§ **Challenge**: Using the records below, give the number of lines where the word "this" appears, with no further output.

§ **Data to process**:
........
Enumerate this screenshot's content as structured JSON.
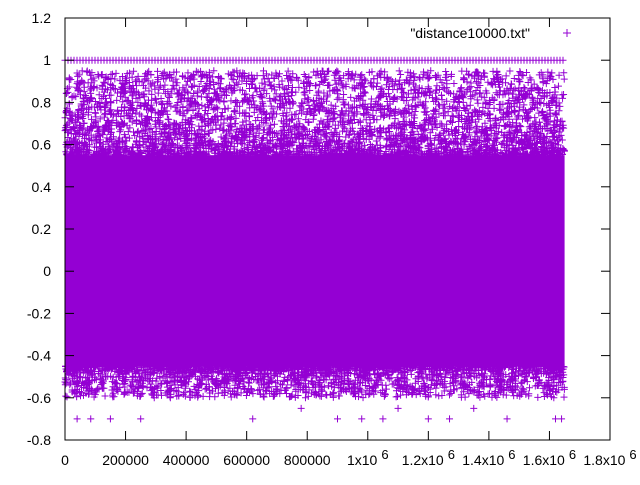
{
  "colors": {
    "series": "#9400d3",
    "axis": "#000000",
    "background": "#ffffff"
  },
  "chart_data": {
    "type": "scatter",
    "marker": "plus",
    "title": "",
    "xlabel": "",
    "ylabel": "",
    "xlim": [
      0,
      1800000
    ],
    "ylim": [
      -0.8,
      1.2
    ],
    "grid": false,
    "legend_position": "top-right",
    "x_ticks": [
      {
        "value": 0,
        "label": "0"
      },
      {
        "value": 200000,
        "label": "200000"
      },
      {
        "value": 400000,
        "label": "400000"
      },
      {
        "value": 600000,
        "label": "600000"
      },
      {
        "value": 800000,
        "label": "800000"
      },
      {
        "value": 1000000,
        "label": "1x10",
        "exp": "6"
      },
      {
        "value": 1200000,
        "label": "1.2x10",
        "exp": "6"
      },
      {
        "value": 1400000,
        "label": "1.4x10",
        "exp": "6"
      },
      {
        "value": 1600000,
        "label": "1.6x10",
        "exp": "6"
      },
      {
        "value": 1800000,
        "label": "1.8x10",
        "exp": "6"
      }
    ],
    "y_ticks": [
      {
        "value": -0.8,
        "label": "-0.8"
      },
      {
        "value": -0.6,
        "label": "-0.6"
      },
      {
        "value": -0.4,
        "label": "-0.4"
      },
      {
        "value": -0.2,
        "label": "-0.2"
      },
      {
        "value": 0,
        "label": "0"
      },
      {
        "value": 0.2,
        "label": "0.2"
      },
      {
        "value": 0.4,
        "label": "0.4"
      },
      {
        "value": 0.6,
        "label": "0.6"
      },
      {
        "value": 0.8,
        "label": "0.8"
      },
      {
        "value": 1,
        "label": "1"
      },
      {
        "value": 1.2,
        "label": "1.2"
      }
    ],
    "series": [
      {
        "name": "\"distance10000.txt\"",
        "x_range": [
          0,
          1650000
        ],
        "dense_band": [
          -0.45,
          0.55
        ],
        "scatter_upper": [
          0.55,
          0.95
        ],
        "scatter_lower": [
          -0.6,
          -0.45
        ],
        "plateau_value": 1,
        "sparse_lows": [
          {
            "x": 40000,
            "y": -0.7
          },
          {
            "x": 85000,
            "y": -0.7
          },
          {
            "x": 150000,
            "y": -0.7
          },
          {
            "x": 250000,
            "y": -0.7
          },
          {
            "x": 620000,
            "y": -0.7
          },
          {
            "x": 780000,
            "y": -0.65
          },
          {
            "x": 900000,
            "y": -0.7
          },
          {
            "x": 980000,
            "y": -0.7
          },
          {
            "x": 1050000,
            "y": -0.7
          },
          {
            "x": 1100000,
            "y": -0.65
          },
          {
            "x": 1200000,
            "y": -0.7
          },
          {
            "x": 1270000,
            "y": -0.7
          },
          {
            "x": 1350000,
            "y": -0.65
          },
          {
            "x": 1460000,
            "y": -0.7
          },
          {
            "x": 1620000,
            "y": -0.7
          },
          {
            "x": 1640000,
            "y": -0.7
          }
        ]
      }
    ]
  }
}
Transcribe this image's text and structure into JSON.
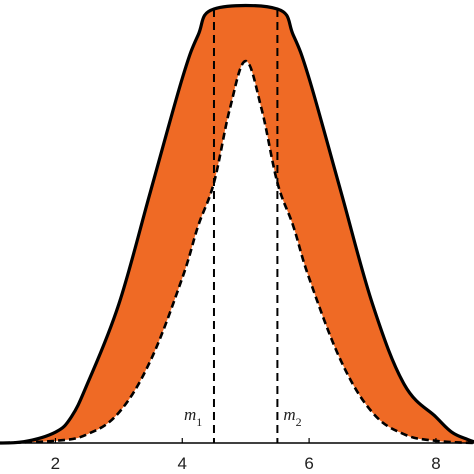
{
  "chart_data": {
    "type": "area",
    "title": "",
    "xlabel": "",
    "ylabel": "",
    "xlim": [
      1.0,
      8.6
    ],
    "ylim": [
      0.0,
      1.0
    ],
    "grid": false,
    "x_ticks": [
      2,
      4,
      6,
      8
    ],
    "x_tick_labels": [
      "2",
      "4",
      "6",
      "8"
    ],
    "fill_color": "#ef6a25",
    "line_color": "#000000",
    "upper": {
      "style": "solid",
      "x": [
        1.0,
        1.5,
        2.0,
        2.25,
        2.5,
        3.0,
        3.5,
        4.0,
        4.25,
        4.5,
        5.5,
        5.75,
        6.0,
        6.5,
        7.0,
        7.5,
        8.0,
        8.25,
        8.5,
        8.6
      ],
      "y": [
        0.0,
        0.003,
        0.025,
        0.06,
        0.135,
        0.32,
        0.58,
        0.84,
        0.94,
        1.0,
        1.0,
        0.94,
        0.84,
        0.58,
        0.32,
        0.135,
        0.06,
        0.025,
        0.008,
        0.003
      ]
    },
    "lower": {
      "style": "dashed",
      "x": [
        1.0,
        2.0,
        2.5,
        3.0,
        3.5,
        4.0,
        4.25,
        4.5,
        4.75,
        5.0,
        5.25,
        5.5,
        5.75,
        6.0,
        6.5,
        7.0,
        7.5,
        8.0,
        8.6
      ],
      "y": [
        0.0,
        0.005,
        0.02,
        0.07,
        0.19,
        0.38,
        0.5,
        0.6,
        0.77,
        0.88,
        0.77,
        0.6,
        0.5,
        0.38,
        0.19,
        0.07,
        0.02,
        0.005,
        0.0
      ]
    },
    "vlines": [
      {
        "x": 4.5,
        "label": "m",
        "subscript": "1"
      },
      {
        "x": 5.5,
        "label": "m",
        "subscript": "2"
      }
    ]
  }
}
........
§ **Exercise answer**: 2